== Records to process ==
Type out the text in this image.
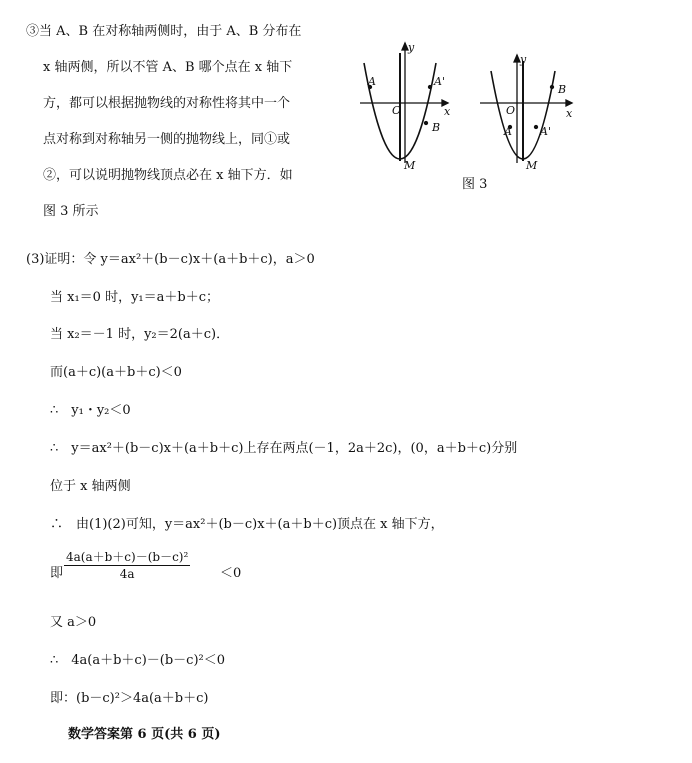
③当 A、B 在对称轴两侧时，由于 A、B 分布在
x 轴两侧，所以不管 A、B 哪个点在 x 轴下
方，都可以根据抛物线的对称性将其中一个
点对称到对称轴另一侧的抛物线上，同①或
②，可以说明抛物线顶点必在 x 轴下方．如
图 3 所示
y
x
A	A'
B
O
M
y
x
A	A'
B
O
M
图 3
(3)证明：令 y＝ax²＋(b－c)x＋(a＋b＋c)，a＞0
当 x₁＝0 时，y₁＝a＋b＋c；
当 x₂＝－1 时，y₂＝2(a＋c)．
而(a＋c)(a＋b＋c)＜0
∴　y₁・y₂＜0
∴　y＝ax²＋(b－c)x＋(a＋b＋c)上存在两点(－1，2a＋2c)，(0，a＋b＋c)分别
位于 x 轴两侧
∴　由(1)(2)可知，y＝ax²＋(b－c)x＋(a＋b＋c)顶点在 x 轴下方，
即 $\frac{\text{4a(a＋b＋c)－(b－c)²}}{4a} <0$
又 a＞0
∴　4a(a＋b＋c)－(b－c)²＜0
即：(b－c)²＞4a(a＋b＋c)
数学答案第 6 页(共 6 页)
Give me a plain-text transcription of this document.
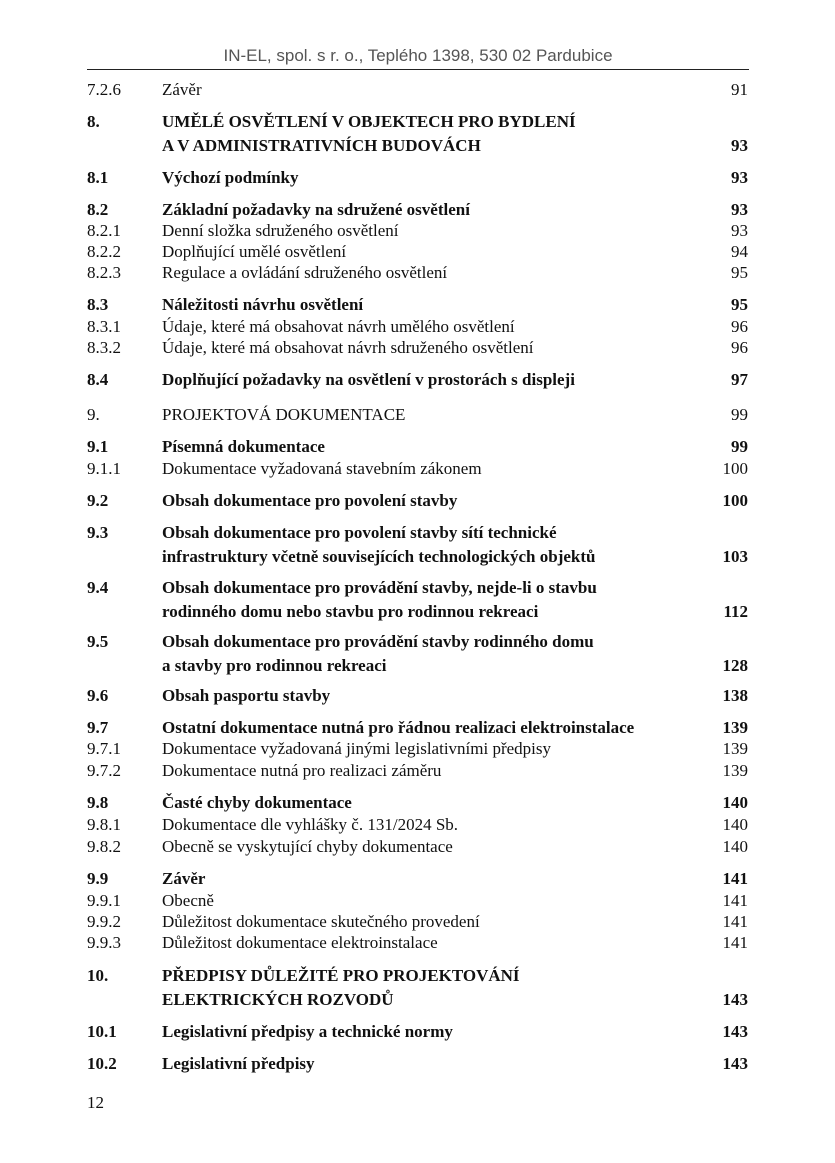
IN-EL, spol. s r. o., Teplého 1398, 530 02 Pardubice
7.2.6 Závěr	91
8.	UMĚLÉ OSVĚTLENÍ V OBJEKTECH PRO BYDLENÍ
A V ADMINISTRATIVNÍCH BUDOVÁCH	93
8.1	Výchozí podmínky	93
8.2	Základní požadavky na sdružené osvětlení	93
8.2.1 Denní složka sdruženého osvětlení	93
8.2.2 Doplňující umělé osvětlení	94
8.2.3 Regulace a ovládání sdruženého osvětlení	95
8.3	Náležitosti návrhu osvětlení	95
8.3.1 Údaje, které má obsahovat návrh umělého osvětlení	96
8.3.2 Údaje, které má obsahovat návrh sdruženého osvětlení	96
8.4	Doplňující požadavky na osvětlení v prostorách s displeji	97
9.	PROJEKTOVÁ DOKUMENTACE	99
9.1	Písemná dokumentace	99
9.1.1 Dokumentace vyžadovaná stavebním zákonem	100
9.2	Obsah dokumentace pro povolení stavby	100
9.3	Obsah dokumentace pro povolení stavby sítí technické
infrastruktury včetně souvisejících technologických objektů	103
9.4	Obsah dokumentace pro provádění stavby, nejde-li o stavbu
rodinného domu nebo stavbu pro rodinnou rekreaci	112
9.5	Obsah dokumentace pro provádění stavby rodinného domu
a stavby pro rodinnou rekreaci	128
9.6	Obsah pasportu stavby	138
9.7	Ostatní dokumentace nutná pro řádnou realizaci elektroinstalace	139
9.7.1 Dokumentace vyžadovaná jinými legislativními předpisy	139
9.7.2 Dokumentace nutná pro realizaci záměru	139
9.8	Časté chyby dokumentace	140
9.8.1 Dokumentace dle vyhlášky č. 131/2024 Sb.	140
9.8.2 Obecně se vyskytující chyby dokumentace	140
9.9	Závěr	141
9.9.1 Obecně	141
9.9.2 Důležitost dokumentace skutečného provedení	141
9.9.3 Důležitost dokumentace elektroinstalace	141
10.	PŘEDPISY DŮLEŽITÉ PRO PROJEKTOVÁNÍ
ELEKTRICKÝCH ROZVODŮ	143
10.1	Legislativní předpisy a technické normy	143
10.2	Legislativní předpisy	143
12
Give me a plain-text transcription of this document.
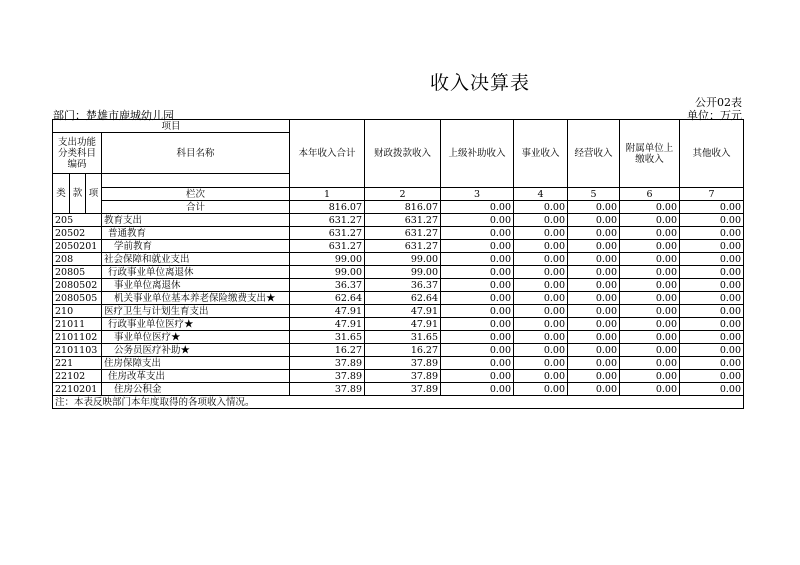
收入决算表
公开02表
部门：楚雄市鹿城幼儿园	单位：万元
项目				本年收入合计	财政拨款收入	上级补助收入	事业收入	经营收入	附属单位上缴收入	其他收入
支出功能分类科目编码			科目名称							

类	款	项								
			栏次	1	2	3	4	5	6	7
			合计	816.07	816.07	0.00	0.00	0.00	0.00	0.00
205			教育支出	631.27	631.27	0.00	0.00	0.00	0.00	0.00
20502			普通教育	631.27	631.27	0.00	0.00	0.00	0.00	0.00
2050201			学前教育	631.27	631.27	0.00	0.00	0.00	0.00	0.00
208			社会保障和就业支出	99.00	99.00	0.00	0.00	0.00	0.00	0.00
20805			行政事业单位离退休	99.00	99.00	0.00	0.00	0.00	0.00	0.00
2080502			事业单位离退休	36.37	36.37	0.00	0.00	0.00	0.00	0.00
2080505			机关事业单位基本养老保险缴费支出★	62.64	62.64	0.00	0.00	0.00	0.00	0.00
210			医疗卫生与计划生育支出	47.91	47.91	0.00	0.00	0.00	0.00	0.00
21011			行政事业单位医疗★	47.91	47.91	0.00	0.00	0.00	0.00	0.00
2101102			事业单位医疗★	31.65	31.65	0.00	0.00	0.00	0.00	0.00
2101103			公务员医疗补助★	16.27	16.27	0.00	0.00	0.00	0.00	0.00
221			住房保障支出	37.89	37.89	0.00	0.00	0.00	0.00	0.00
22102			住房改革支出	37.89	37.89	0.00	0.00	0.00	0.00	0.00
2210201			住房公积金	37.89	37.89	0.00	0.00	0.00	0.00	0.00
注：本表反映部门本年度取得的各项收入情况。										
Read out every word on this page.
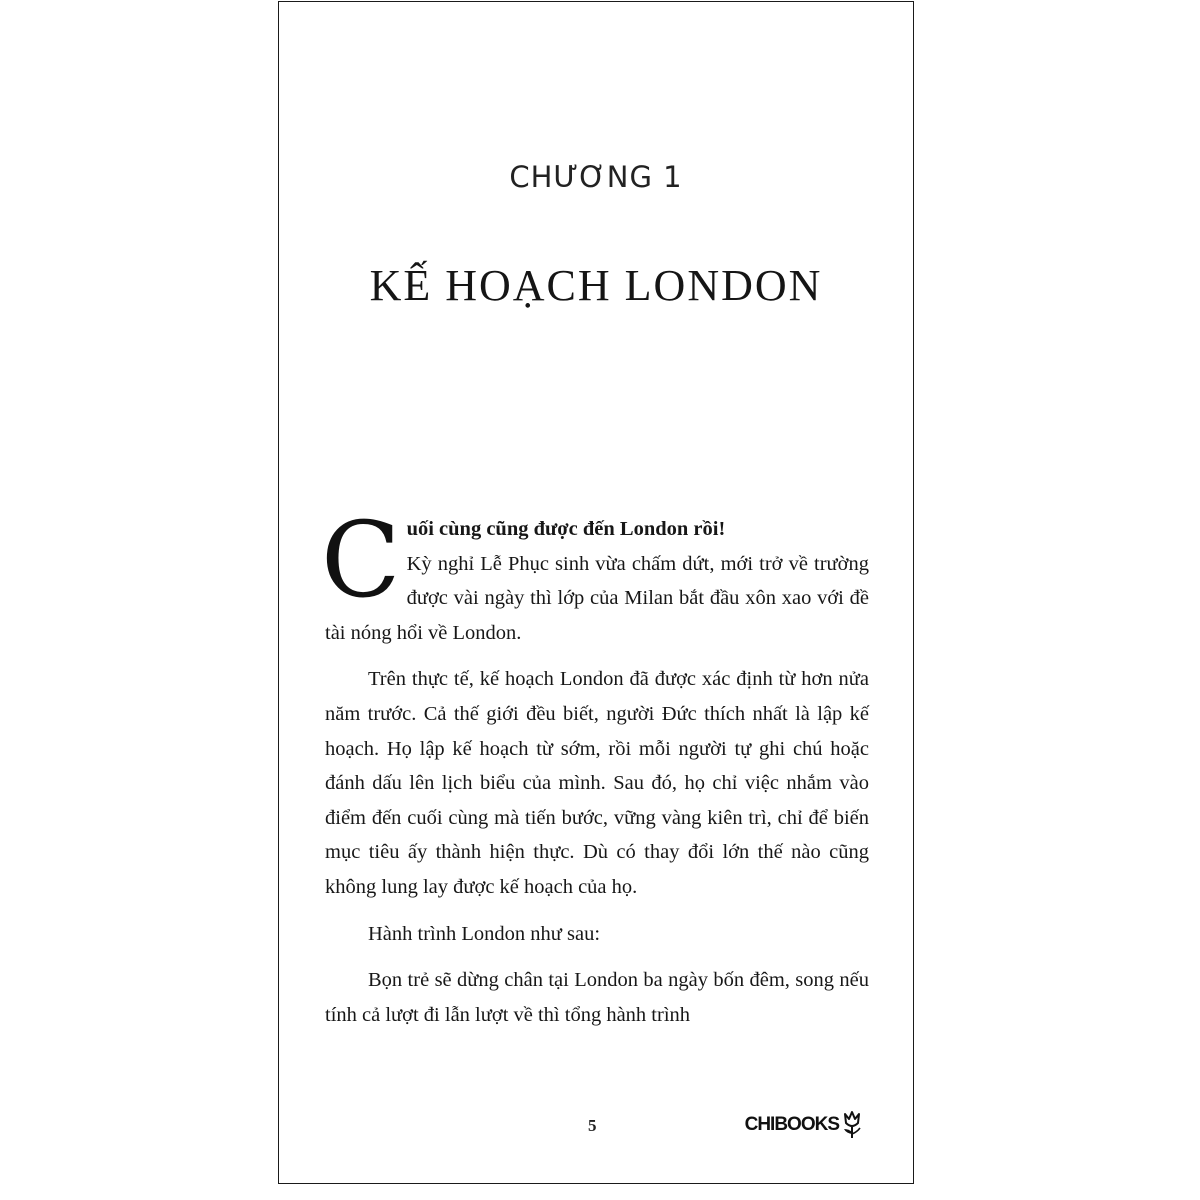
CHƯƠNG 1
KẾ HOẠCH LONDON

Cuối cùng cũng được đến London rồi!
Kỳ nghỉ Lễ Phục sinh vừa chấm dứt, mới trở về trường được vài ngày thì lớp của Milan bắt đầu xôn xao với đề tài nóng hổi về London.

Trên thực tế, kế hoạch London đã được xác định từ hơn nửa năm trước. Cả thế giới đều biết, người Đức thích nhất là lập kế hoạch. Họ lập kế hoạch từ sớm, rồi mỗi người tự ghi chú hoặc đánh dấu lên lịch biểu của mình. Sau đó, họ chỉ việc nhắm vào điểm đến cuối cùng mà tiến bước, vững vàng kiên trì, chỉ để biến mục tiêu ấy thành hiện thực. Dù có thay đổi lớn thế nào cũng không lung lay được kế hoạch của họ.

Hành trình London như sau:

Bọn trẻ sẽ dừng chân tại London ba ngày bốn đêm, song nếu tính cả lượt đi lẫn lượt về thì tổng hành trình

5	CHIBOOKS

== What to work on ==
Write out each line again precisely as it appears, skipping every picture.

== Answer below ==
Type out the text in this image.
③当 A、B 在对称轴两侧时，由于 A、B 分布在
x 轴两侧，所以不管 A、B 哪个点在 x 轴下
方，都可以根据抛物线的对称性将其中一个
点对称到对称轴另一侧的抛物线上，同①或
②，可以说明抛物线顶点必在 x 轴下方．如
图 3 所示
y
x
A	A'
B
O
M
y
x
A	A'
B
O
M
图 3
(3)证明：令 y＝ax²＋(b－c)x＋(a＋b＋c)，a＞0
当 x₁＝0 时，y₁＝a＋b＋c；
当 x₂＝－1 时，y₂＝2(a＋c)．
而(a＋c)(a＋b＋c)＜0
∴　y₁・y₂＜0
∴　y＝ax²＋(b－c)x＋(a＋b＋c)上存在两点(－1，2a＋2c)，(0，a＋b＋c)分别
位于 x 轴两侧
∴　由(1)(2)可知，y＝ax²＋(b－c)x＋(a＋b＋c)顶点在 x 轴下方，
即 $\frac{\text{4a(a＋b＋c)－(b－c)²}}{4a} <0$
又 a＞0
∴　4a(a＋b＋c)－(b－c)²＜0
即：(b－c)²＞4a(a＋b＋c)
数学答案第 6 页(共 6 页)
Give me a plain-text transcription of this document.
IN-EL, spol. s r. o., Teplého 1398, 530 02 Pardubice
7.2.6 Závěr	91
8.	UMĚLÉ OSVĚTLENÍ V OBJEKTECH PRO BYDLENÍ
A V ADMINISTRATIVNÍCH BUDOVÁCH	93
8.1	Výchozí podmínky	93
8.2	Základní požadavky na sdružené osvětlení	93
8.2.1 Denní složka sdruženého osvětlení	93
8.2.2 Doplňující umělé osvětlení	94
8.2.3 Regulace a ovládání sdruženého osvětlení	95
8.3	Náležitosti návrhu osvětlení	95
8.3.1 Údaje, které má obsahovat návrh umělého osvětlení	96
8.3.2 Údaje, které má obsahovat návrh sdruženého osvětlení	96
8.4	Doplňující požadavky na osvětlení v prostorách s displeji	97
9.	PROJEKTOVÁ DOKUMENTACE	99
9.1	Písemná dokumentace	99
9.1.1 Dokumentace vyžadovaná stavebním zákonem	100
9.2	Obsah dokumentace pro povolení stavby	100
9.3	Obsah dokumentace pro povolení stavby sítí technické
infrastruktury včetně souvisejících technologických objektů	103
9.4	Obsah dokumentace pro provádění stavby, nejde-li o stavbu
rodinného domu nebo stavbu pro rodinnou rekreaci	112
9.5	Obsah dokumentace pro provádění stavby rodinného domu
a stavby pro rodinnou rekreaci	128
9.6	Obsah pasportu stavby	138
9.7	Ostatní dokumentace nutná pro řádnou realizaci elektroinstalace	139
9.7.1 Dokumentace vyžadovaná jinými legislativními předpisy	139
9.7.2 Dokumentace nutná pro realizaci záměru	139
9.8	Časté chyby dokumentace	140
9.8.1 Dokumentace dle vyhlášky č. 131/2024 Sb.	140
9.8.2 Obecně se vyskytující chyby dokumentace	140
9.9	Závěr	141
9.9.1 Obecně	141
9.9.2 Důležitost dokumentace skutečného provedení	141
9.9.3 Důležitost dokumentace elektroinstalace	141
10.	PŘEDPISY DŮLEŽITÉ PRO PROJEKTOVÁNÍ
ELEKTRICKÝCH ROZVODŮ	143
10.1	Legislativní předpisy a technické normy	143
10.2	Legislativní předpisy	143
12
Give me a plain-text transcription of this document.
收入决算表
公开02表
部门：楚雄市鹿城幼儿园	单位：万元
项目				本年收入合计	财政拨款收入	上级补助收入	事业收入	经营收入	附属单位上缴收入	其他收入
支出功能分类科目编码			科目名称							

类	款	项								
			栏次	1	2	3	4	5	6	7
			合计	816.07	816.07	0.00	0.00	0.00	0.00	0.00
205			教育支出	631.27	631.27	0.00	0.00	0.00	0.00	0.00
20502			普通教育	631.27	631.27	0.00	0.00	0.00	0.00	0.00
2050201			学前教育	631.27	631.27	0.00	0.00	0.00	0.00	0.00
208			社会保障和就业支出	99.00	99.00	0.00	0.00	0.00	0.00	0.00
20805			行政事业单位离退休	99.00	99.00	0.00	0.00	0.00	0.00	0.00
2080502			事业单位离退休	36.37	36.37	0.00	0.00	0.00	0.00	0.00
2080505			机关事业单位基本养老保险缴费支出★	62.64	62.64	0.00	0.00	0.00	0.00	0.00
210			医疗卫生与计划生育支出	47.91	47.91	0.00	0.00	0.00	0.00	0.00
21011			行政事业单位医疗★	47.91	47.91	0.00	0.00	0.00	0.00	0.00
2101102			事业单位医疗★	31.65	31.65	0.00	0.00	0.00	0.00	0.00
2101103			公务员医疗补助★	16.27	16.27	0.00	0.00	0.00	0.00	0.00
221			住房保障支出	37.89	37.89	0.00	0.00	0.00	0.00	0.00
22102			住房改革支出	37.89	37.89	0.00	0.00	0.00	0.00	0.00
2210201			住房公积金	37.89	37.89	0.00	0.00	0.00	0.00	0.00
注：本表反映部门本年度取得的各项收入情况。										
Read out every word on this page.
CHƯƠNG 1
KẾ HOẠCH LONDON

Cuối cùng cũng được đến London rồi!
Kỳ nghỉ Lễ Phục sinh vừa chấm dứt, mới trở về trường được vài ngày thì lớp của Milan bắt đầu xôn xao với đề tài nóng hổi về London.

Trên thực tế, kế hoạch London đã được xác định từ hơn nửa năm trước. Cả thế giới đều biết, người Đức thích nhất là lập kế hoạch. Họ lập kế hoạch từ sớm, rồi mỗi người tự ghi chú hoặc đánh dấu lên lịch biểu của mình. Sau đó, họ chỉ việc nhắm vào điểm đến cuối cùng mà tiến bước, vững vàng kiên trì, chỉ để biến mục tiêu ấy thành hiện thực. Dù có thay đổi lớn thế nào cũng không lung lay được kế hoạch của họ.

Hành trình London như sau:

Bọn trẻ sẽ dừng chân tại London ba ngày bốn đêm, song nếu tính cả lượt đi lẫn lượt về thì tổng hành trình

5	CHIBOOKS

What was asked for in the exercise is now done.